==== Excerpted data
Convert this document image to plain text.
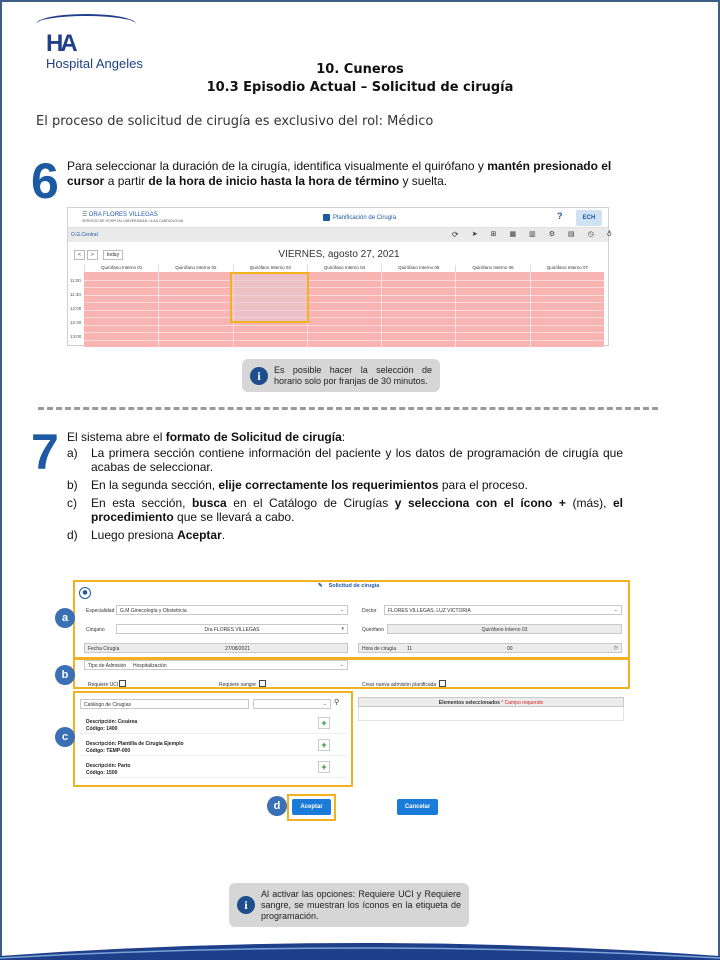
HA
Hospital Angeles	10. Cuneros
10.3 Episodio Actual – Solicitud de cirugía
El proceso de solicitud de cirugía es exclusivo del rol: Médico
6 Para seleccionar la duración de la cirugía, identifica visualmente el quirófano y mantén presionado el cursor a partir de la hora de inicio hasta la hora de término y suelta.
☰ DRA FLORES VILLEGAS
SERVICIO DE HOSPITAL UNIVERSIDAD / ILAN CARDIOLOGIA	Planificación de Cirugía	?	ECH
O.G.Central	⟳ ➤ ⊞ ▦ ▥ ⚙ ▤ ◷ ♁
<	>	today	VIERNES, agosto 27, 2021
Quirófano Interno 01	Quirófano Interno 02	Quirófano Interno 03	Quirófano Interno 04	Quirófano Interno 05	Quirófano Interno 06	Quirófano Interno 07
11:00
11:30
12:00
12:30
13:00
i	Es posible hacer la selección de horario solo por franjas de 30 minutos.
7 El sistema abre el formato de Solicitud de cirugía:
a) La primera sección contiene información del paciente y los datos de programación de cirugía que acabas de seleccionar.
b) En la segunda sección, elije correctamente los requerimientos para el proceso.
c) En esta sección, busca en el Catálogo de Cirugías y selecciona con el ícono + (más), el procedimiento que se llevará a cabo.
d) Luego presiona Aceptar.
✎ Solicitud de cirugía
●
Especialidad	G.M.Ginecología y Obstetricia	⌄	Doctor	FLORES VILLEGAS, LUZ VICTORIA	⌄
Cirujano	Dra FLORES VILLEGAS	▾	Quirófano	Quirófano Interno 03
Fecha Cirugía	27/08/2021	Hora de cirugía 11	00	◷
a
Tipo de Admisión Hospitalización	⌄
Requiere UCI	Requiere sangre	Crear nueva admisión planificada
b
Catálogo de Cirugías	⌄ ⚲
Descripción: Cesárea
Código: 1400
+
Descripción: Plantilla de Cirugía Ejemplo
Código: TEMP-000
+
Descripción: Parto
Código: 1500
+
Elementos seleccionados * Campo requerido
c
Aceptar	Cancelar
d
i
Al activar las opciones: Requiere UCI y Requiere sangre, se muestran los íconos en la etiqueta de programación.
========
The request
Lines containing the word "Aceptar" must all be returned from the material above.

Solution for this task
d) Luego presiona Aceptar.
Aceptar	Cancelar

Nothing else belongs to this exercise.